(WHAT TO DO)
Extract every entry word for word.

(PROVIDED ENTRIES)
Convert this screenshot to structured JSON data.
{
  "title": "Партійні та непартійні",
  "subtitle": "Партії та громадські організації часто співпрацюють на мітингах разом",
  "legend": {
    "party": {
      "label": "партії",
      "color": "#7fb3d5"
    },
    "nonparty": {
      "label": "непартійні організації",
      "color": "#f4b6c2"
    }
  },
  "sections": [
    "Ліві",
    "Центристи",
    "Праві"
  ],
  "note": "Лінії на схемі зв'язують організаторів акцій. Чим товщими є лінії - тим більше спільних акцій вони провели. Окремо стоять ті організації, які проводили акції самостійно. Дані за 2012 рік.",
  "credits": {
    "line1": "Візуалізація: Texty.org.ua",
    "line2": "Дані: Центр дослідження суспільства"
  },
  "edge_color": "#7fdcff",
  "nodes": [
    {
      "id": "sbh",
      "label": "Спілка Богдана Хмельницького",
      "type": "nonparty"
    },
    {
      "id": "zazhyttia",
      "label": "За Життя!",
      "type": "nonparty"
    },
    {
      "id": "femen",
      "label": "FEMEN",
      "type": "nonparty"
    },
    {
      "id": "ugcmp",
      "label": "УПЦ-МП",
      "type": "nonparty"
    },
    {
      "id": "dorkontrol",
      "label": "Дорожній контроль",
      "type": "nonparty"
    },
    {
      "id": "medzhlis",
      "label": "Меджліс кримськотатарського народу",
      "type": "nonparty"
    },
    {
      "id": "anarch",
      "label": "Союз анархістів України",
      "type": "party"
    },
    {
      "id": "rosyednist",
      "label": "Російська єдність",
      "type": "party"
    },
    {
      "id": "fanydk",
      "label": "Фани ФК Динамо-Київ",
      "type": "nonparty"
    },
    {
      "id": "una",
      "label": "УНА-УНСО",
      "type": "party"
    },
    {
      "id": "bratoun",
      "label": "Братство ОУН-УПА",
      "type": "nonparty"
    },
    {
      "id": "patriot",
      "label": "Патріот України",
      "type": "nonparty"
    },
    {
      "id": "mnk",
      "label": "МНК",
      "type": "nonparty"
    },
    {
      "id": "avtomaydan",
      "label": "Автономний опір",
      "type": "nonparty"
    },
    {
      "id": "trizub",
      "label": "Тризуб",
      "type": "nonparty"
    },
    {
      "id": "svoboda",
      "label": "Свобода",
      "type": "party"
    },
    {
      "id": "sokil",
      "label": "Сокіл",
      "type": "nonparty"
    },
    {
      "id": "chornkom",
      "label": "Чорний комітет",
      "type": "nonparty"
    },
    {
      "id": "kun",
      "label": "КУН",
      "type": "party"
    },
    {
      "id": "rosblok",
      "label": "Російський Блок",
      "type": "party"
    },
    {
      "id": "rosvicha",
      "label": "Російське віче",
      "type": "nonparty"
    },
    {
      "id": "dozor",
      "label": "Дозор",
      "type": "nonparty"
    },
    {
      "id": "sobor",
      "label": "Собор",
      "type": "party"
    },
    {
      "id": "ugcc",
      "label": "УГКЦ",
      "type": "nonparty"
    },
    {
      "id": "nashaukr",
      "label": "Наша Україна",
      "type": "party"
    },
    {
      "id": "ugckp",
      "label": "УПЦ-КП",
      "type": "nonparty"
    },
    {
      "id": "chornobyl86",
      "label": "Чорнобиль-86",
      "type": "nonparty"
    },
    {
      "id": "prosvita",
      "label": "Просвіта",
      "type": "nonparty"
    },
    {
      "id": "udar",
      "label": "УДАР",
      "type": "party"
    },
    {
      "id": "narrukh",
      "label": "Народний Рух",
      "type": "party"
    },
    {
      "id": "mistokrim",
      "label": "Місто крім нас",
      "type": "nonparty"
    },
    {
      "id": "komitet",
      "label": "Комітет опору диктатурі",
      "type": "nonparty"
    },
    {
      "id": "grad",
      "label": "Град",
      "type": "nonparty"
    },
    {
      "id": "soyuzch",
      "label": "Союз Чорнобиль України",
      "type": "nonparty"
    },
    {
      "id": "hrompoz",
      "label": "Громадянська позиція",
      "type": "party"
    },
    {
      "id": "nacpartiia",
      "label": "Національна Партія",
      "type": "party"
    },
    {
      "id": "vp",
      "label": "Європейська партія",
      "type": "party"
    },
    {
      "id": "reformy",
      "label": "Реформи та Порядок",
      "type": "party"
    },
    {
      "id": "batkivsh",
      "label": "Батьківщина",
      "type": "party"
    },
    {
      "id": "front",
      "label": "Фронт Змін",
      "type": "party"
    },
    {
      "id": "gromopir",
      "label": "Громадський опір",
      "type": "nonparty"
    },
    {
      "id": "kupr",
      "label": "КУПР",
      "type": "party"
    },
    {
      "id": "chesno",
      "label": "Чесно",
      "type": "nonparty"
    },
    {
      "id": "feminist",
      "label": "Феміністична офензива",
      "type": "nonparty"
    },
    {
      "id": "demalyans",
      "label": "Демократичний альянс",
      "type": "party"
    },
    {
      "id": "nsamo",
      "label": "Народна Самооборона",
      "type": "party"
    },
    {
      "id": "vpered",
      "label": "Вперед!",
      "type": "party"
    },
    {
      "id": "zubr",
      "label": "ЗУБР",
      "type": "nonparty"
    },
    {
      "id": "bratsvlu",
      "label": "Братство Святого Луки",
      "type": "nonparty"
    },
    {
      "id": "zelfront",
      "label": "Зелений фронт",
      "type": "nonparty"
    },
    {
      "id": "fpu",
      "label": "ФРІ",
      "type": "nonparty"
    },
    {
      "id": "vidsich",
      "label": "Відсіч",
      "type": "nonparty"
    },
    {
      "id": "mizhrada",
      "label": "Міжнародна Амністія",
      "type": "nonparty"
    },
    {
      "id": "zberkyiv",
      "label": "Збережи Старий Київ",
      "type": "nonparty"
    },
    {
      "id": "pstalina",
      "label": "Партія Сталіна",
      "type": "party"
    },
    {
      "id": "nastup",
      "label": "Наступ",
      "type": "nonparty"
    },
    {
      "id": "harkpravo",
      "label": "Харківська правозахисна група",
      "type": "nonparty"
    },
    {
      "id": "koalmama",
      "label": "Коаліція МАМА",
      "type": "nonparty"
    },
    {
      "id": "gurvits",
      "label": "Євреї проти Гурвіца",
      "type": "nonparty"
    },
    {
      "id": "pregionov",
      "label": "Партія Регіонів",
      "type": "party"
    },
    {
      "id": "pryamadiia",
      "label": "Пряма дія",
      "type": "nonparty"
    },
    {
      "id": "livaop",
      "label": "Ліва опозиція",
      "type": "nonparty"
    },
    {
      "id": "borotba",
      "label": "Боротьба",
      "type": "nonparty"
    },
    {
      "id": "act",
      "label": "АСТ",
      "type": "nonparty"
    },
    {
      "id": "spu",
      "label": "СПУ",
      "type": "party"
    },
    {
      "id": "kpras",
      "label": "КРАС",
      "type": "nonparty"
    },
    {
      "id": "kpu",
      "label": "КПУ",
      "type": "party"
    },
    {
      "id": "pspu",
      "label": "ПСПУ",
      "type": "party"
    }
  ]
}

(THE SOLUTION)
Convert this screenshot to structured JSON data.
{
  "title": "Партійні та непартійні",
  "subtitle": "Партії та громадські організації часто співпрацюють на мітингах разом",
  "legend": {
    "party": {
      "label": "партії",
      "color": "#7fb3d5"
    },
    "nonparty": {
      "label": "непартійні організації",
      "color": "#f4b6c2"
    }
  },
  "sections": [
    "Ліві",
    "Центристи",
    "Праві"
  ],
  "note": "Лінії на схемі зв'язують організаторів акцій. Чим товщими є лінії - тим більше спільних акцій вони провели. Окремо стоять ті організації, які проводили акції самостійно. Дані за 2012 рік.",
  "credits": {
    "line1": "Візуалізація: Texty.org.ua",
    "line2": "Дані: Центр дослідження суспільства"
  },
  "edge_color": "#7fdcff",
  "nodes": [
    {
      "id": "sbh",
      "label": "Спілка Богдана Хмельницького",
      "type": "nonparty"
    },
    {
      "id": "zazhyttia",
      "label": "За Життя!",
      "type": "nonparty"
    },
    {
      "id": "femen",
      "label": "FEMEN",
      "type": "nonparty"
    },
    {
      "id": "ugcmp",
      "label": "УПЦ-МП",
      "type": "nonparty"
    },
    {
      "id": "dorkontrol",
      "label": "Дорожній контроль",
      "type": "nonparty"
    },
    {
      "id": "medzhlis",
      "label": "Меджліс кримськотатарського народу",
      "type": "nonparty"
    },
    {
      "id": "anarch",
      "label": "Союз анархістів України",
      "type": "party"
    },
    {
      "id": "rosyednist",
      "label": "Російська єдність",
      "type": "party"
    },
    {
      "id": "fanydk",
      "label": "Фани ФК Динамо-Київ",
      "type": "nonparty"
    },
    {
      "id": "una",
      "label": "УНА-УНСО",
      "type": "party"
    },
    {
      "id": "bratoun",
      "label": "Братство ОУН-УПА",
      "type": "nonparty"
    },
    {
      "id": "patriot",
      "label": "Патріот України",
      "type": "nonparty"
    },
    {
      "id": "mnk",
      "label": "МНК",
      "type": "nonparty"
    },
    {
      "id": "avtomaydan",
      "label": "Автономний опір",
      "type": "nonparty"
    },
    {
      "id": "trizub",
      "label": "Тризуб",
      "type": "nonparty"
    },
    {
      "id": "svoboda",
      "label": "Свобода",
      "type": "party"
    },
    {
      "id": "sokil",
      "label": "Сокіл",
      "type": "nonparty"
    },
    {
      "id": "chornkom",
      "label": "Чорний комітет",
      "type": "nonparty"
    },
    {
      "id": "kun",
      "label": "КУН",
      "type": "party"
    },
    {
      "id": "rosblok",
      "label": "Російський Блок",
      "type": "party"
    },
    {
      "id": "rosvicha",
      "label": "Російське віче",
      "type": "nonparty"
    },
    {
      "id": "dozor",
      "label": "Дозор",
      "type": "nonparty"
    },
    {
      "id": "sobor",
      "label": "Собор",
      "type": "party"
    },
    {
      "id": "ugcc",
      "label": "УГКЦ",
      "type": "nonparty"
    },
    {
      "id": "nashaukr",
      "label": "Наша Україна",
      "type": "party"
    },
    {
      "id": "ugckp",
      "label": "УПЦ-КП",
      "type": "nonparty"
    },
    {
      "id": "chornobyl86",
      "label": "Чорнобиль-86",
      "type": "nonparty"
    },
    {
      "id": "prosvita",
      "label": "Просвіта",
      "type": "nonparty"
    },
    {
      "id": "udar",
      "label": "УДАР",
      "type": "party"
    },
    {
      "id": "narrukh",
      "label": "Народний Рух",
      "type": "party"
    },
    {
      "id": "mistokrim",
      "label": "Місто крім нас",
      "type": "nonparty"
    },
    {
      "id": "komitet",
      "label": "Комітет опору диктатурі",
      "type": "nonparty"
    },
    {
      "id": "grad",
      "label": "Град",
      "type": "nonparty"
    },
    {
      "id": "soyuzch",
      "label": "Союз Чорнобиль України",
      "type": "nonparty"
    },
    {
      "id": "hrompoz",
      "label": "Громадянська позиція",
      "type": "party"
    },
    {
      "id": "nacpartiia",
      "label": "Національна Партія",
      "type": "party"
    },
    {
      "id": "vp",
      "label": "Європейська партія",
      "type": "party"
    },
    {
      "id": "reformy",
      "label": "Реформи та Порядок",
      "type": "party"
    },
    {
      "id": "batkivsh",
      "label": "Батьківщина",
      "type": "party"
    },
    {
      "id": "front",
      "label": "Фронт Змін",
      "type": "party"
    },
    {
      "id": "gromopir",
      "label": "Громадський опір",
      "type": "nonparty"
    },
    {
      "id": "kupr",
      "label": "КУПР",
      "type": "party"
    },
    {
      "id": "chesno",
      "label": "Чесно",
      "type": "nonparty"
    },
    {
      "id": "feminist",
      "label": "Феміністична офензива",
      "type": "nonparty"
    },
    {
      "id": "demalyans",
      "label": "Демократичний альянс",
      "type": "party"
    },
    {
      "id": "nsamo",
      "label": "Народна Самооборона",
      "type": "party"
    },
    {
      "id": "vpered",
      "label": "Вперед!",
      "type": "party"
    },
    {
      "id": "zubr",
      "label": "ЗУБР",
      "type": "nonparty"
    },
    {
      "id": "bratsvlu",
      "label": "Братство Святого Луки",
      "type": "nonparty"
    },
    {
      "id": "zelfront",
      "label": "Зелений фронт",
      "type": "nonparty"
    },
    {
      "id": "fpu",
      "label": "ФРІ",
      "type": "nonparty"
    },
    {
      "id": "vidsich",
      "label": "Відсіч",
      "type": "nonparty"
    },
    {
      "id": "mizhrada",
      "label": "Міжнародна Амністія",
      "type": "nonparty"
    },
    {
      "id": "zberkyiv",
      "label": "Збережи Старий Київ",
      "type": "nonparty"
    },
    {
      "id": "pstalina",
      "label": "Партія Сталіна",
      "type": "party"
    },
    {
      "id": "nastup",
      "label": "Наступ",
      "type": "nonparty"
    },
    {
      "id": "harkpravo",
      "label": "Харківська правозахисна група",
      "type": "nonparty"
    },
    {
      "id": "koalmama",
      "label": "Коаліція МАМА",
      "type": "nonparty"
    },
    {
      "id": "gurvits",
      "label": "Євреї проти Гурвіца",
      "type": "nonparty"
    },
    {
      "id": "pregionov",
      "label": "Партія Регіонів",
      "type": "party"
    },
    {
      "id": "pryamadiia",
      "label": "Пряма дія",
      "type": "nonparty"
    },
    {
      "id": "livaop",
      "label": "Ліва опозиція",
      "type": "nonparty"
    },
    {
      "id": "borotba",
      "label": "Боротьба",
      "type": "nonparty"
    },
    {
      "id": "act",
      "label": "АСТ",
      "type": "nonparty"
    },
    {
      "id": "spu",
      "label": "СПУ",
      "type": "party"
    },
    {
      "id": "kpras",
      "label": "КРАС",
      "type": "nonparty"
    },
    {
      "id": "kpu",
      "label": "КПУ",
      "type": "party"
    },
    {
      "id": "pspu",
      "label": "ПСПУ",
      "type": "party"
    }
  ]
}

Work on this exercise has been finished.